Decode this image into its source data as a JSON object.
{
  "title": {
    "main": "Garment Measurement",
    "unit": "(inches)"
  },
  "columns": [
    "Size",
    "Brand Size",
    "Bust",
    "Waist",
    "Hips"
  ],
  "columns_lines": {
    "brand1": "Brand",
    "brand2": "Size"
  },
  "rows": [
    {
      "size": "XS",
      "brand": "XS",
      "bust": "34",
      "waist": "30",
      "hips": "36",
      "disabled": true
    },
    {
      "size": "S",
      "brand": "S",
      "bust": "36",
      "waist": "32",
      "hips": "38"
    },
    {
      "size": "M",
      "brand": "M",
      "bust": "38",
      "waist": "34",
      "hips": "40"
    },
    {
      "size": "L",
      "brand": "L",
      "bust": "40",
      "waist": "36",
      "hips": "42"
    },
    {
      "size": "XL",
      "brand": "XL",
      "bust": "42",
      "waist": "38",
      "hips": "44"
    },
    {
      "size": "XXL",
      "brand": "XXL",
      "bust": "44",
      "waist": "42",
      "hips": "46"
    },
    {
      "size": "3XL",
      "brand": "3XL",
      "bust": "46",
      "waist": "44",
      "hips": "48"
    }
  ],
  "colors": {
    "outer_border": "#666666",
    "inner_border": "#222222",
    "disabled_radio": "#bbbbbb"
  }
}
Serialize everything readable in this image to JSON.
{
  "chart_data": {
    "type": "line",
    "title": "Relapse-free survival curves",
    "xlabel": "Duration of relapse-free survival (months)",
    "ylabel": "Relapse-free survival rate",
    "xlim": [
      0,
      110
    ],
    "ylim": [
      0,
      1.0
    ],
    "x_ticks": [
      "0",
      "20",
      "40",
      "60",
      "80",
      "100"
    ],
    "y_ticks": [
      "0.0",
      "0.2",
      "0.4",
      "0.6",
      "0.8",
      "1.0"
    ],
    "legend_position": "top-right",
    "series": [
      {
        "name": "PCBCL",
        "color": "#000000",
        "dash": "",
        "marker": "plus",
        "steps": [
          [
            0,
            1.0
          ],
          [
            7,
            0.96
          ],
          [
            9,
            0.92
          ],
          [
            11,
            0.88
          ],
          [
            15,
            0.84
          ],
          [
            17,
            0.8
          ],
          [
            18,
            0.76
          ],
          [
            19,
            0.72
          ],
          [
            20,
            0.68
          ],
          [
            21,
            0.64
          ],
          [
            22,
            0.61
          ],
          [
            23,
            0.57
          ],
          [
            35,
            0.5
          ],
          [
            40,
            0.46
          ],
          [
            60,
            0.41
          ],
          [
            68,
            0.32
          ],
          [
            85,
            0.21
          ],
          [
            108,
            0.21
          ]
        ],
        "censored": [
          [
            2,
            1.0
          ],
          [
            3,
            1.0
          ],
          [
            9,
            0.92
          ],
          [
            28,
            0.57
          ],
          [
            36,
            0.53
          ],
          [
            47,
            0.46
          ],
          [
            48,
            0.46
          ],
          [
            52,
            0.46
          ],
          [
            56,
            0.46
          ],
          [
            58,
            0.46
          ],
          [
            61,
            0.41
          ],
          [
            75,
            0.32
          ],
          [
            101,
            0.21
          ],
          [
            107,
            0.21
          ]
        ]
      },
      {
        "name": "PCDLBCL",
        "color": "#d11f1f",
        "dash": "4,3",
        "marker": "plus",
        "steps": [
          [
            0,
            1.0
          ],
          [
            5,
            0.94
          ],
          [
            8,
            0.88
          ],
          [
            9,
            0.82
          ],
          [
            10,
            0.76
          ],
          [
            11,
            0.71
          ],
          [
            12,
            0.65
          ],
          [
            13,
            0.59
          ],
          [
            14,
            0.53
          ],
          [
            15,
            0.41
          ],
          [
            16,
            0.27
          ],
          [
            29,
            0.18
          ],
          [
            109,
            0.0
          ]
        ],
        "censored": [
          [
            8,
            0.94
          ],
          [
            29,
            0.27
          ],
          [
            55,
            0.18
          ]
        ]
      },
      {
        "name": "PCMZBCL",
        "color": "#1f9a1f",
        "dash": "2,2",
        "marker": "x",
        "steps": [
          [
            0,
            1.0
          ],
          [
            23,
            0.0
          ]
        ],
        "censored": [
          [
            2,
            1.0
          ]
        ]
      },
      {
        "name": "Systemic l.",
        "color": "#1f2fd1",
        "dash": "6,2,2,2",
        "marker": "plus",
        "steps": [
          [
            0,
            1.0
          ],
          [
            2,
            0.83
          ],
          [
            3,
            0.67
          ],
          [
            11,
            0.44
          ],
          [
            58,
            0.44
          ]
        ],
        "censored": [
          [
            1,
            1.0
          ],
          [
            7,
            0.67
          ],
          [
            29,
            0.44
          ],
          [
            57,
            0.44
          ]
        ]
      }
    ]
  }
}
○ ○ ○ ○
◆ Exercise description ◆
Every entry must be retyped in full, exactly as given.

◆ Expected output ◆
Decode this image into its source data as a JSON object.
{
  "title": {
    "main": "Garment Measurement",
    "unit": "(inches)"
  },
  "columns": [
    "Size",
    "Brand Size",
    "Bust",
    "Waist",
    "Hips"
  ],
  "columns_lines": {
    "brand1": "Brand",
    "brand2": "Size"
  },
  "rows": [
    {
      "size": "XS",
      "brand": "XS",
      "bust": "34",
      "waist": "30",
      "hips": "36",
      "disabled": true
    },
    {
      "size": "S",
      "brand": "S",
      "bust": "36",
      "waist": "32",
      "hips": "38"
    },
    {
      "size": "M",
      "brand": "M",
      "bust": "38",
      "waist": "34",
      "hips": "40"
    },
    {
      "size": "L",
      "brand": "L",
      "bust": "40",
      "waist": "36",
      "hips": "42"
    },
    {
      "size": "XL",
      "brand": "XL",
      "bust": "42",
      "waist": "38",
      "hips": "44"
    },
    {
      "size": "XXL",
      "brand": "XXL",
      "bust": "44",
      "waist": "42",
      "hips": "46"
    },
    {
      "size": "3XL",
      "brand": "3XL",
      "bust": "46",
      "waist": "44",
      "hips": "48"
    }
  ],
  "colors": {
    "outer_border": "#666666",
    "inner_border": "#222222",
    "disabled_radio": "#bbbbbb"
  }
}
Serialize everything readable in this image to JSON.
{
  "chart_data": {
    "type": "line",
    "title": "Relapse-free survival curves",
    "xlabel": "Duration of relapse-free survival (months)",
    "ylabel": "Relapse-free survival rate",
    "xlim": [
      0,
      110
    ],
    "ylim": [
      0,
      1.0
    ],
    "x_ticks": [
      "0",
      "20",
      "40",
      "60",
      "80",
      "100"
    ],
    "y_ticks": [
      "0.0",
      "0.2",
      "0.4",
      "0.6",
      "0.8",
      "1.0"
    ],
    "legend_position": "top-right",
    "series": [
      {
        "name": "PCBCL",
        "color": "#000000",
        "dash": "",
        "marker": "plus",
        "steps": [
          [
            0,
            1.0
          ],
          [
            7,
            0.96
          ],
          [
            9,
            0.92
          ],
          [
            11,
            0.88
          ],
          [
            15,
            0.84
          ],
          [
            17,
            0.8
          ],
          [
            18,
            0.76
          ],
          [
            19,
            0.72
          ],
          [
            20,
            0.68
          ],
          [
            21,
            0.64
          ],
          [
            22,
            0.61
          ],
          [
            23,
            0.57
          ],
          [
            35,
            0.5
          ],
          [
            40,
            0.46
          ],
          [
            60,
            0.41
          ],
          [
            68,
            0.32
          ],
          [
            85,
            0.21
          ],
          [
            108,
            0.21
          ]
        ],
        "censored": [
          [
            2,
            1.0
          ],
          [
            3,
            1.0
          ],
          [
            9,
            0.92
          ],
          [
            28,
            0.57
          ],
          [
            36,
            0.53
          ],
          [
            47,
            0.46
          ],
          [
            48,
            0.46
          ],
          [
            52,
            0.46
          ],
          [
            56,
            0.46
          ],
          [
            58,
            0.46
          ],
          [
            61,
            0.41
          ],
          [
            75,
            0.32
          ],
          [
            101,
            0.21
          ],
          [
            107,
            0.21
          ]
        ]
      },
      {
        "name": "PCDLBCL",
        "color": "#d11f1f",
        "dash": "4,3",
        "marker": "plus",
        "steps": [
          [
            0,
            1.0
          ],
          [
            5,
            0.94
          ],
          [
            8,
            0.88
          ],
          [
            9,
            0.82
          ],
          [
            10,
            0.76
          ],
          [
            11,
            0.71
          ],
          [
            12,
            0.65
          ],
          [
            13,
            0.59
          ],
          [
            14,
            0.53
          ],
          [
            15,
            0.41
          ],
          [
            16,
            0.27
          ],
          [
            29,
            0.18
          ],
          [
            109,
            0.0
          ]
        ],
        "censored": [
          [
            8,
            0.94
          ],
          [
            29,
            0.27
          ],
          [
            55,
            0.18
          ]
        ]
      },
      {
        "name": "PCMZBCL",
        "color": "#1f9a1f",
        "dash": "2,2",
        "marker": "x",
        "steps": [
          [
            0,
            1.0
          ],
          [
            23,
            0.0
          ]
        ],
        "censored": [
          [
            2,
            1.0
          ]
        ]
      },
      {
        "name": "Systemic l.",
        "color": "#1f2fd1",
        "dash": "6,2,2,2",
        "marker": "plus",
        "steps": [
          [
            0,
            1.0
          ],
          [
            2,
            0.83
          ],
          [
            3,
            0.67
          ],
          [
            11,
            0.44
          ],
          [
            58,
            0.44
          ]
        ],
        "censored": [
          [
            1,
            1.0
          ],
          [
            7,
            0.67
          ],
          [
            29,
            0.44
          ],
          [
            57,
            0.44
          ]
        ]
      }
    ]
  }
}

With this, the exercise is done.